• WHAT YOU SHOULD DO: Skip the pictures. Reproduce all other material exactly.
** begin RECORDS TO PROCESS **
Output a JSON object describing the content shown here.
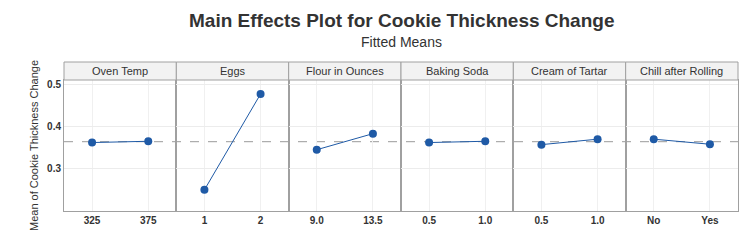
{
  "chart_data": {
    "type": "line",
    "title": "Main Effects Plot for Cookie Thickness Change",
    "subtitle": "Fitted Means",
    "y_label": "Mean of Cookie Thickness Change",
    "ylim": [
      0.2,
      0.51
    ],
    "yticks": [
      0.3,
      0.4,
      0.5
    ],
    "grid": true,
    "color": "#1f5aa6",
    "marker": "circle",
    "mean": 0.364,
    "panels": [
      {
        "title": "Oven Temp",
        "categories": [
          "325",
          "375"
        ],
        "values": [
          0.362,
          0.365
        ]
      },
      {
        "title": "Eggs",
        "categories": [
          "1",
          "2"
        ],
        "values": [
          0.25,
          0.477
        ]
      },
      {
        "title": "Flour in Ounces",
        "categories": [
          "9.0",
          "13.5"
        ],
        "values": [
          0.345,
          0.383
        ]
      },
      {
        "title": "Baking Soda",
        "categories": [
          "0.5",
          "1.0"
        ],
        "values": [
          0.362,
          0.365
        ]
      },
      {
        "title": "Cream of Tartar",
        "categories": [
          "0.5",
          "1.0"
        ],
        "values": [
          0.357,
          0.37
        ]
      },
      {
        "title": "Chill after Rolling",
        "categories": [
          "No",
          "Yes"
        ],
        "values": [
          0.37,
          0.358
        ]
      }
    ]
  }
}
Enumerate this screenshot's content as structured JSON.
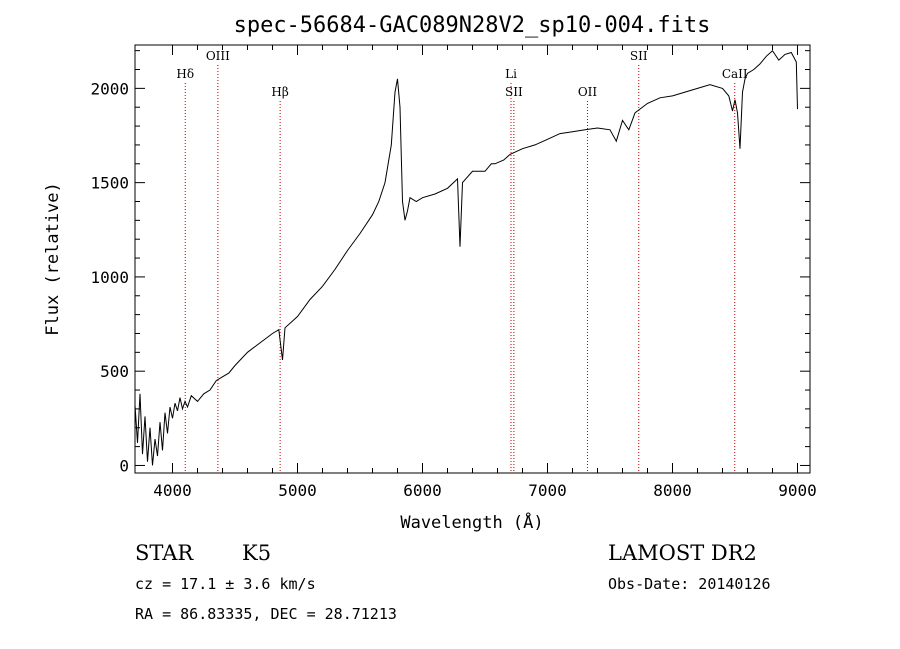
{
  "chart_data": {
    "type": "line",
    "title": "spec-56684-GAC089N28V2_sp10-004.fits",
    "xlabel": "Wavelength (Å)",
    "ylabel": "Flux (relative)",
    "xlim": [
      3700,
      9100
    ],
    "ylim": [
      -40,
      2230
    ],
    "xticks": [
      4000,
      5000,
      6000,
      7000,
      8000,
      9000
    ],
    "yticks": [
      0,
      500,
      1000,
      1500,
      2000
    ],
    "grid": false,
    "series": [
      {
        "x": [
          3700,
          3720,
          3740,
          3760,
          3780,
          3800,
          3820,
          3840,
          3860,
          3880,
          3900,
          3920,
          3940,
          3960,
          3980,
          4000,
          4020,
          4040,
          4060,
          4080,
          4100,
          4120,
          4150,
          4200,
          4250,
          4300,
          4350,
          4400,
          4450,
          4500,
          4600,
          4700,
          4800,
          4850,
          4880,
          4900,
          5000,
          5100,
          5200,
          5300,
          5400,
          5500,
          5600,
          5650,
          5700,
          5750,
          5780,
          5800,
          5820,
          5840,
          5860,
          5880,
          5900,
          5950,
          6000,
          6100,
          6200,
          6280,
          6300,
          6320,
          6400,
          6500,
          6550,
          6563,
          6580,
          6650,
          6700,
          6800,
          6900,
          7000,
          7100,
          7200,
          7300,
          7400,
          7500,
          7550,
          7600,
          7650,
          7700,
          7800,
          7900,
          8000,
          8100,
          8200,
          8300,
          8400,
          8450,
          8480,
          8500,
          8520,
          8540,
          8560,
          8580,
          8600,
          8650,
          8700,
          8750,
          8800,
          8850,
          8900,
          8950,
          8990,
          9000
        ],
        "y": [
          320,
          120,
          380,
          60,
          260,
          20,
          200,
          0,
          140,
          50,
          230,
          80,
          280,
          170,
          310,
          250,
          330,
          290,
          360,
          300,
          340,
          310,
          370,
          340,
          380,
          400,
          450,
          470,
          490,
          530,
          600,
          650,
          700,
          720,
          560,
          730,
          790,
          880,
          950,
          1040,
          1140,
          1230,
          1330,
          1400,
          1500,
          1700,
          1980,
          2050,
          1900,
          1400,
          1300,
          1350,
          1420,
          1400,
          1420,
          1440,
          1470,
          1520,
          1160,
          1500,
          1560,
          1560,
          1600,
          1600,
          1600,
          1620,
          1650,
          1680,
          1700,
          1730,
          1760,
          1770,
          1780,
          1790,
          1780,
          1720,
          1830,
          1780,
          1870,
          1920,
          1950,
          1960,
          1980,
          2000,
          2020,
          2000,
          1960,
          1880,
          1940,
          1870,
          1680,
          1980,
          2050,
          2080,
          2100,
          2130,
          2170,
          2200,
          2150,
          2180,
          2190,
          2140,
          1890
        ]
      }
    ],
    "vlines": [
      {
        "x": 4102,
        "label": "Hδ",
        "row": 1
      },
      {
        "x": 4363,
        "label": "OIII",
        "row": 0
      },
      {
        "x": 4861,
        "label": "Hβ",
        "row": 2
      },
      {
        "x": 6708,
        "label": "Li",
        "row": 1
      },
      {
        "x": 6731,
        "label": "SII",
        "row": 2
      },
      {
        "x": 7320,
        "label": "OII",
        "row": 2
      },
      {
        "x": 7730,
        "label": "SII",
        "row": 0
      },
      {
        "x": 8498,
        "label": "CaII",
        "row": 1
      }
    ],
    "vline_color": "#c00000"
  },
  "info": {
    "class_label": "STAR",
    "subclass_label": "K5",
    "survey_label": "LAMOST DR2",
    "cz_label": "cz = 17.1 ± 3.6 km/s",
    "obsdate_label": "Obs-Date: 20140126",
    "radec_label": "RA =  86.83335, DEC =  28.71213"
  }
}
** end RECORDS TO PROCESS **
• FULL ANSWER:
Output a JSON object describing the content shown here.
{
  "chart_data": {
    "type": "line",
    "title": "Main Effects Plot for Cookie Thickness Change",
    "subtitle": "Fitted Means",
    "y_label": "Mean of Cookie Thickness Change",
    "ylim": [
      0.2,
      0.51
    ],
    "yticks": [
      0.3,
      0.4,
      0.5
    ],
    "grid": true,
    "color": "#1f5aa6",
    "marker": "circle",
    "mean": 0.364,
    "panels": [
      {
        "title": "Oven Temp",
        "categories": [
          "325",
          "375"
        ],
        "values": [
          0.362,
          0.365
        ]
      },
      {
        "title": "Eggs",
        "categories": [
          "1",
          "2"
        ],
        "values": [
          0.25,
          0.477
        ]
      },
      {
        "title": "Flour in Ounces",
        "categories": [
          "9.0",
          "13.5"
        ],
        "values": [
          0.345,
          0.383
        ]
      },
      {
        "title": "Baking Soda",
        "categories": [
          "0.5",
          "1.0"
        ],
        "values": [
          0.362,
          0.365
        ]
      },
      {
        "title": "Cream of Tartar",
        "categories": [
          "0.5",
          "1.0"
        ],
        "values": [
          0.357,
          0.37
        ]
      },
      {
        "title": "Chill after Rolling",
        "categories": [
          "No",
          "Yes"
        ],
        "values": [
          0.37,
          0.358
        ]
      }
    ]
  }
}
Enumerate this screenshot's content as structured JSON.
{
  "chart_data": {
    "type": "line",
    "title": "spec-56684-GAC089N28V2_sp10-004.fits",
    "xlabel": "Wavelength (Å)",
    "ylabel": "Flux (relative)",
    "xlim": [
      3700,
      9100
    ],
    "ylim": [
      -40,
      2230
    ],
    "xticks": [
      4000,
      5000,
      6000,
      7000,
      8000,
      9000
    ],
    "yticks": [
      0,
      500,
      1000,
      1500,
      2000
    ],
    "grid": false,
    "series": [
      {
        "x": [
          3700,
          3720,
          3740,
          3760,
          3780,
          3800,
          3820,
          3840,
          3860,
          3880,
          3900,
          3920,
          3940,
          3960,
          3980,
          4000,
          4020,
          4040,
          4060,
          4080,
          4100,
          4120,
          4150,
          4200,
          4250,
          4300,
          4350,
          4400,
          4450,
          4500,
          4600,
          4700,
          4800,
          4850,
          4880,
          4900,
          5000,
          5100,
          5200,
          5300,
          5400,
          5500,
          5600,
          5650,
          5700,
          5750,
          5780,
          5800,
          5820,
          5840,
          5860,
          5880,
          5900,
          5950,
          6000,
          6100,
          6200,
          6280,
          6300,
          6320,
          6400,
          6500,
          6550,
          6563,
          6580,
          6650,
          6700,
          6800,
          6900,
          7000,
          7100,
          7200,
          7300,
          7400,
          7500,
          7550,
          7600,
          7650,
          7700,
          7800,
          7900,
          8000,
          8100,
          8200,
          8300,
          8400,
          8450,
          8480,
          8500,
          8520,
          8540,
          8560,
          8580,
          8600,
          8650,
          8700,
          8750,
          8800,
          8850,
          8900,
          8950,
          8990,
          9000
        ],
        "y": [
          320,
          120,
          380,
          60,
          260,
          20,
          200,
          0,
          140,
          50,
          230,
          80,
          280,
          170,
          310,
          250,
          330,
          290,
          360,
          300,
          340,
          310,
          370,
          340,
          380,
          400,
          450,
          470,
          490,
          530,
          600,
          650,
          700,
          720,
          560,
          730,
          790,
          880,
          950,
          1040,
          1140,
          1230,
          1330,
          1400,
          1500,
          1700,
          1980,
          2050,
          1900,
          1400,
          1300,
          1350,
          1420,
          1400,
          1420,
          1440,
          1470,
          1520,
          1160,
          1500,
          1560,
          1560,
          1600,
          1600,
          1600,
          1620,
          1650,
          1680,
          1700,
          1730,
          1760,
          1770,
          1780,
          1790,
          1780,
          1720,
          1830,
          1780,
          1870,
          1920,
          1950,
          1960,
          1980,
          2000,
          2020,
          2000,
          1960,
          1880,
          1940,
          1870,
          1680,
          1980,
          2050,
          2080,
          2100,
          2130,
          2170,
          2200,
          2150,
          2180,
          2190,
          2140,
          1890
        ]
      }
    ],
    "vlines": [
      {
        "x": 4102,
        "label": "Hδ",
        "row": 1
      },
      {
        "x": 4363,
        "label": "OIII",
        "row": 0
      },
      {
        "x": 4861,
        "label": "Hβ",
        "row": 2
      },
      {
        "x": 6708,
        "label": "Li",
        "row": 1
      },
      {
        "x": 6731,
        "label": "SII",
        "row": 2
      },
      {
        "x": 7320,
        "label": "OII",
        "row": 2
      },
      {
        "x": 7730,
        "label": "SII",
        "row": 0
      },
      {
        "x": 8498,
        "label": "CaII",
        "row": 1
      }
    ],
    "vline_color": "#c00000"
  },
  "info": {
    "class_label": "STAR",
    "subclass_label": "K5",
    "survey_label": "LAMOST DR2",
    "cz_label": "cz = 17.1 ± 3.6 km/s",
    "obsdate_label": "Obs-Date: 20140126",
    "radec_label": "RA =  86.83335, DEC =  28.71213"
  }
}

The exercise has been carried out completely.